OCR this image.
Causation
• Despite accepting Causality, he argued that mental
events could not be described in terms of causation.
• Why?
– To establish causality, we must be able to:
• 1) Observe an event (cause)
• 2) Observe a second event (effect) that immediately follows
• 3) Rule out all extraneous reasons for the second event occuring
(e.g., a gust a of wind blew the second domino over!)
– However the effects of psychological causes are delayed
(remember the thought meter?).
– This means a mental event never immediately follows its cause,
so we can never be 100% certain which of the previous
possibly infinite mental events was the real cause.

--- What is being asked ---
Quote the whole listing above, leaving nothing out.

--- Solution for this exercise ---
OCR this image.
Causation
• Despite accepting Causality, he argued that mental
events could not be described in terms of causation.
• Why?
– To establish causality, we must be able to:
• 1) Observe an event (cause)
• 2) Observe a second event (effect) that immediately follows
• 3) Rule out all extraneous reasons for the second event occuring
(e.g., a gust a of wind blew the second domino over!)
– However the effects of psychological causes are delayed
(remember the thought meter?).
– This means a mental event never immediately follows its cause,
so we can never be 100% certain which of the previous
possibly infinite mental events was the real cause.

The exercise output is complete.